[Material provided]
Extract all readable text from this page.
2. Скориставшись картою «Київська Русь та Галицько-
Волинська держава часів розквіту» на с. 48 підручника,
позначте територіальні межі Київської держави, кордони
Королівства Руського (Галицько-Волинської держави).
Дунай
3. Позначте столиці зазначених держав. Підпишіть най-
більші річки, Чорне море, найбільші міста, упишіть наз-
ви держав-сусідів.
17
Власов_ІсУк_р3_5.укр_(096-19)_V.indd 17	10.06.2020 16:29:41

[Given exercise] Return all of the entries word for word.

[Solution for this exercise]
Extract all readable text from this page.
2. Скориставшись картою «Київська Русь та Галицько-
Волинська держава часів розквіту» на с. 48 підручника,
позначте територіальні межі Київської держави, кордони
Королівства Руського (Галицько-Волинської держави).
Дунай
3. Позначте столиці зазначених держав. Підпишіть най-
більші річки, Чорне море, найбільші міста, упишіть наз-
ви держав-сусідів.
17
Власов_ІсУк_р3_5.укр_(096-19)_V.indd 17	10.06.2020 16:29:41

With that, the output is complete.